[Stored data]

----

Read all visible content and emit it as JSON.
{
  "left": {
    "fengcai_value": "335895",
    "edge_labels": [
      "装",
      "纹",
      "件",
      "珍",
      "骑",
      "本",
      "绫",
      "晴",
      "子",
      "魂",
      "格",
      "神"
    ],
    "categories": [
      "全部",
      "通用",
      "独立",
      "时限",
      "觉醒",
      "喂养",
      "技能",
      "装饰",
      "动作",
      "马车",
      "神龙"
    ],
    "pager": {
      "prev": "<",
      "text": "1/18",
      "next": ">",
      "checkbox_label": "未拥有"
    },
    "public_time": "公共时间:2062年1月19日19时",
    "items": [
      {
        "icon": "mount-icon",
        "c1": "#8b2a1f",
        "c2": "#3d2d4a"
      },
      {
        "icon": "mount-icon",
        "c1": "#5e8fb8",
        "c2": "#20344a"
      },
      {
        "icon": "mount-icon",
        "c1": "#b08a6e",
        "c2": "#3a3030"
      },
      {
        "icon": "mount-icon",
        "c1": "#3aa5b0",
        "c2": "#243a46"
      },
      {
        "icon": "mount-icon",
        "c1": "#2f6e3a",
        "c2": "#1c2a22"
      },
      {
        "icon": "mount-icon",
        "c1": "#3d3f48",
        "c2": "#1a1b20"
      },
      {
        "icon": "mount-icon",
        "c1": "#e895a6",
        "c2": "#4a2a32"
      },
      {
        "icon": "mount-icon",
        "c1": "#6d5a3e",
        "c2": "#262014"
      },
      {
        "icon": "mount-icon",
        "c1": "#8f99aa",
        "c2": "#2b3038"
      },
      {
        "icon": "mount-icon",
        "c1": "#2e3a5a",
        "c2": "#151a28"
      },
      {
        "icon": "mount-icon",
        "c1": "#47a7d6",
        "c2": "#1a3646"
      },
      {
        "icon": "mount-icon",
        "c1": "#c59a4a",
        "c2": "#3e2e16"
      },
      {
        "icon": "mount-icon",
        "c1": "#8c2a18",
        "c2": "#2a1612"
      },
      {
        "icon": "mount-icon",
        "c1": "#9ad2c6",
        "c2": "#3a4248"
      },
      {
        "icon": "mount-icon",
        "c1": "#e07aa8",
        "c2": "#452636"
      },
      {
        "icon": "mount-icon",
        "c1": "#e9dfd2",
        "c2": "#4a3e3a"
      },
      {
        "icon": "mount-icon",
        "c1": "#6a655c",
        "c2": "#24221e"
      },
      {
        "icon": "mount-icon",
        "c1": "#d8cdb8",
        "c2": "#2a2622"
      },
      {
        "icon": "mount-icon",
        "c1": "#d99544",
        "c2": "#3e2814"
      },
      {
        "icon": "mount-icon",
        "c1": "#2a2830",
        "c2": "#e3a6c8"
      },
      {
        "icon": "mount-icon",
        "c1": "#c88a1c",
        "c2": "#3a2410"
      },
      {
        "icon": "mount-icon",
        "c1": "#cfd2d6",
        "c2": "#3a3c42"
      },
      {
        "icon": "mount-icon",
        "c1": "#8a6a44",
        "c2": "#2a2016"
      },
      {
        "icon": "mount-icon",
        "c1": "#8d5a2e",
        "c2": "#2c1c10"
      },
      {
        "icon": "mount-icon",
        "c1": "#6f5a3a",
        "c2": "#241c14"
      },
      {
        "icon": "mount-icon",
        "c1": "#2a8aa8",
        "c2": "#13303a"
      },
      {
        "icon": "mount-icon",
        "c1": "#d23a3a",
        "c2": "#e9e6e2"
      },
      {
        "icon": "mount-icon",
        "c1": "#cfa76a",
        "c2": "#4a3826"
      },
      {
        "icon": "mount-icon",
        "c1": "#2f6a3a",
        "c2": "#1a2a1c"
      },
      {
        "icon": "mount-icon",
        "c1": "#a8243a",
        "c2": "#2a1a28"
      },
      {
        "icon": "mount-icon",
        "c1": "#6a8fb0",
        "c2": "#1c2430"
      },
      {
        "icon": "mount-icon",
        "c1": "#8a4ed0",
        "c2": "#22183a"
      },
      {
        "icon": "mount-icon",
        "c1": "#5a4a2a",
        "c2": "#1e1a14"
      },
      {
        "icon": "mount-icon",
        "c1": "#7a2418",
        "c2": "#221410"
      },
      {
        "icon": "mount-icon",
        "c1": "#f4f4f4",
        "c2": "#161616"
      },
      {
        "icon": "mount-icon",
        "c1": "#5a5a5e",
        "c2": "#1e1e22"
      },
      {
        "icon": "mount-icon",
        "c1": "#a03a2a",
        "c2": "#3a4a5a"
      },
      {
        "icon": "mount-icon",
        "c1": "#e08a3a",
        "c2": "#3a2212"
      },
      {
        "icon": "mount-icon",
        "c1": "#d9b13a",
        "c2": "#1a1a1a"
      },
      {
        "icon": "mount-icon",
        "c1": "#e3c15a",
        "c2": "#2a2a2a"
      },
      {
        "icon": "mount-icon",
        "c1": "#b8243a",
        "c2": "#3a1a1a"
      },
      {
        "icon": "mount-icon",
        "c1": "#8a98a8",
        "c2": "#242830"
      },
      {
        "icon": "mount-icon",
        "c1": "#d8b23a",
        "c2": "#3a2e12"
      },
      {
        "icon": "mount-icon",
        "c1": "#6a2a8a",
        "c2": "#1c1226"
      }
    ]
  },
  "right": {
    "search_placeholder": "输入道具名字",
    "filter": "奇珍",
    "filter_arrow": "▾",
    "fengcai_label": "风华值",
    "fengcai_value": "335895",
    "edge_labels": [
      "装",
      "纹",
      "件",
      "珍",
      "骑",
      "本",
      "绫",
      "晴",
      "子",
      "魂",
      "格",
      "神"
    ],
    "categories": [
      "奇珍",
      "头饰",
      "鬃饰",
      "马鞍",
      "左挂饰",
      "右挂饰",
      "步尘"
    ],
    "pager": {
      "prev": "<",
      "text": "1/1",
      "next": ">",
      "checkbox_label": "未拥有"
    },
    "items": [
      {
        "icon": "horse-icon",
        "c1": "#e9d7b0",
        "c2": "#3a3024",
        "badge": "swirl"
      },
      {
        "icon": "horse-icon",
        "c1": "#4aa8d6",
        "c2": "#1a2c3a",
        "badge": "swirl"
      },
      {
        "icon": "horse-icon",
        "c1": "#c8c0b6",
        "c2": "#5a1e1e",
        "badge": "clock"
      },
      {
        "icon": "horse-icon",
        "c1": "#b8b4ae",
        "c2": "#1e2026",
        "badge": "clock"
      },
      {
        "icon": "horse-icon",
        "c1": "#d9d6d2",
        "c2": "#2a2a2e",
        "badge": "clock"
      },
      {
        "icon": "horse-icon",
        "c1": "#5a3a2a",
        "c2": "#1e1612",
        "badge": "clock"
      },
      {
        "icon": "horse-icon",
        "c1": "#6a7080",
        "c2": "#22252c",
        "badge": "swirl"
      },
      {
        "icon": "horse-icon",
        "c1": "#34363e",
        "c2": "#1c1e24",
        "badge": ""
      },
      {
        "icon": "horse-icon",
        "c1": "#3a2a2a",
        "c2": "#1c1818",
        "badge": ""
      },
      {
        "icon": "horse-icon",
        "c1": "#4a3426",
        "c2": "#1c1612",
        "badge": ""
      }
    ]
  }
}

----

### PROBLEM
Give back the whole listing exactly as it reads.

### TASK OUTPUT
Read all visible content and emit it as JSON.
{
  "left": {
    "fengcai_value": "335895",
    "edge_labels": [
      "装",
      "纹",
      "件",
      "珍",
      "骑",
      "本",
      "绫",
      "晴",
      "子",
      "魂",
      "格",
      "神"
    ],
    "categories": [
      "全部",
      "通用",
      "独立",
      "时限",
      "觉醒",
      "喂养",
      "技能",
      "装饰",
      "动作",
      "马车",
      "神龙"
    ],
    "pager": {
      "prev": "<",
      "text": "1/18",
      "next": ">",
      "checkbox_label": "未拥有"
    },
    "public_time": "公共时间:2062年1月19日19时",
    "items": [
      {
        "icon": "mount-icon",
        "c1": "#8b2a1f",
        "c2": "#3d2d4a"
      },
      {
        "icon": "mount-icon",
        "c1": "#5e8fb8",
        "c2": "#20344a"
      },
      {
        "icon": "mount-icon",
        "c1": "#b08a6e",
        "c2": "#3a3030"
      },
      {
        "icon": "mount-icon",
        "c1": "#3aa5b0",
        "c2": "#243a46"
      },
      {
        "icon": "mount-icon",
        "c1": "#2f6e3a",
        "c2": "#1c2a22"
      },
      {
        "icon": "mount-icon",
        "c1": "#3d3f48",
        "c2": "#1a1b20"
      },
      {
        "icon": "mount-icon",
        "c1": "#e895a6",
        "c2": "#4a2a32"
      },
      {
        "icon": "mount-icon",
        "c1": "#6d5a3e",
        "c2": "#262014"
      },
      {
        "icon": "mount-icon",
        "c1": "#8f99aa",
        "c2": "#2b3038"
      },
      {
        "icon": "mount-icon",
        "c1": "#2e3a5a",
        "c2": "#151a28"
      },
      {
        "icon": "mount-icon",
        "c1": "#47a7d6",
        "c2": "#1a3646"
      },
      {
        "icon": "mount-icon",
        "c1": "#c59a4a",
        "c2": "#3e2e16"
      },
      {
        "icon": "mount-icon",
        "c1": "#8c2a18",
        "c2": "#2a1612"
      },
      {
        "icon": "mount-icon",
        "c1": "#9ad2c6",
        "c2": "#3a4248"
      },
      {
        "icon": "mount-icon",
        "c1": "#e07aa8",
        "c2": "#452636"
      },
      {
        "icon": "mount-icon",
        "c1": "#e9dfd2",
        "c2": "#4a3e3a"
      },
      {
        "icon": "mount-icon",
        "c1": "#6a655c",
        "c2": "#24221e"
      },
      {
        "icon": "mount-icon",
        "c1": "#d8cdb8",
        "c2": "#2a2622"
      },
      {
        "icon": "mount-icon",
        "c1": "#d99544",
        "c2": "#3e2814"
      },
      {
        "icon": "mount-icon",
        "c1": "#2a2830",
        "c2": "#e3a6c8"
      },
      {
        "icon": "mount-icon",
        "c1": "#c88a1c",
        "c2": "#3a2410"
      },
      {
        "icon": "mount-icon",
        "c1": "#cfd2d6",
        "c2": "#3a3c42"
      },
      {
        "icon": "mount-icon",
        "c1": "#8a6a44",
        "c2": "#2a2016"
      },
      {
        "icon": "mount-icon",
        "c1": "#8d5a2e",
        "c2": "#2c1c10"
      },
      {
        "icon": "mount-icon",
        "c1": "#6f5a3a",
        "c2": "#241c14"
      },
      {
        "icon": "mount-icon",
        "c1": "#2a8aa8",
        "c2": "#13303a"
      },
      {
        "icon": "mount-icon",
        "c1": "#d23a3a",
        "c2": "#e9e6e2"
      },
      {
        "icon": "mount-icon",
        "c1": "#cfa76a",
        "c2": "#4a3826"
      },
      {
        "icon": "mount-icon",
        "c1": "#2f6a3a",
        "c2": "#1a2a1c"
      },
      {
        "icon": "mount-icon",
        "c1": "#a8243a",
        "c2": "#2a1a28"
      },
      {
        "icon": "mount-icon",
        "c1": "#6a8fb0",
        "c2": "#1c2430"
      },
      {
        "icon": "mount-icon",
        "c1": "#8a4ed0",
        "c2": "#22183a"
      },
      {
        "icon": "mount-icon",
        "c1": "#5a4a2a",
        "c2": "#1e1a14"
      },
      {
        "icon": "mount-icon",
        "c1": "#7a2418",
        "c2": "#221410"
      },
      {
        "icon": "mount-icon",
        "c1": "#f4f4f4",
        "c2": "#161616"
      },
      {
        "icon": "mount-icon",
        "c1": "#5a5a5e",
        "c2": "#1e1e22"
      },
      {
        "icon": "mount-icon",
        "c1": "#a03a2a",
        "c2": "#3a4a5a"
      },
      {
        "icon": "mount-icon",
        "c1": "#e08a3a",
        "c2": "#3a2212"
      },
      {
        "icon": "mount-icon",
        "c1": "#d9b13a",
        "c2": "#1a1a1a"
      },
      {
        "icon": "mount-icon",
        "c1": "#e3c15a",
        "c2": "#2a2a2a"
      },
      {
        "icon": "mount-icon",
        "c1": "#b8243a",
        "c2": "#3a1a1a"
      },
      {
        "icon": "mount-icon",
        "c1": "#8a98a8",
        "c2": "#242830"
      },
      {
        "icon": "mount-icon",
        "c1": "#d8b23a",
        "c2": "#3a2e12"
      },
      {
        "icon": "mount-icon",
        "c1": "#6a2a8a",
        "c2": "#1c1226"
      }
    ]
  },
  "right": {
    "search_placeholder": "输入道具名字",
    "filter": "奇珍",
    "filter_arrow": "▾",
    "fengcai_label": "风华值",
    "fengcai_value": "335895",
    "edge_labels": [
      "装",
      "纹",
      "件",
      "珍",
      "骑",
      "本",
      "绫",
      "晴",
      "子",
      "魂",
      "格",
      "神"
    ],
    "categories": [
      "奇珍",
      "头饰",
      "鬃饰",
      "马鞍",
      "左挂饰",
      "右挂饰",
      "步尘"
    ],
    "pager": {
      "prev": "<",
      "text": "1/1",
      "next": ">",
      "checkbox_label": "未拥有"
    },
    "items": [
      {
        "icon": "horse-icon",
        "c1": "#e9d7b0",
        "c2": "#3a3024",
        "badge": "swirl"
      },
      {
        "icon": "horse-icon",
        "c1": "#4aa8d6",
        "c2": "#1a2c3a",
        "badge": "swirl"
      },
      {
        "icon": "horse-icon",
        "c1": "#c8c0b6",
        "c2": "#5a1e1e",
        "badge": "clock"
      },
      {
        "icon": "horse-icon",
        "c1": "#b8b4ae",
        "c2": "#1e2026",
        "badge": "clock"
      },
      {
        "icon": "horse-icon",
        "c1": "#d9d6d2",
        "c2": "#2a2a2e",
        "badge": "clock"
      },
      {
        "icon": "horse-icon",
        "c1": "#5a3a2a",
        "c2": "#1e1612",
        "badge": "clock"
      },
      {
        "icon": "horse-icon",
        "c1": "#6a7080",
        "c2": "#22252c",
        "badge": "swirl"
      },
      {
        "icon": "horse-icon",
        "c1": "#34363e",
        "c2": "#1c1e24",
        "badge": ""
      },
      {
        "icon": "horse-icon",
        "c1": "#3a2a2a",
        "c2": "#1c1818",
        "badge": ""
      },
      {
        "icon": "horse-icon",
        "c1": "#4a3426",
        "c2": "#1c1612",
        "badge": ""
      }
    ]
  }
}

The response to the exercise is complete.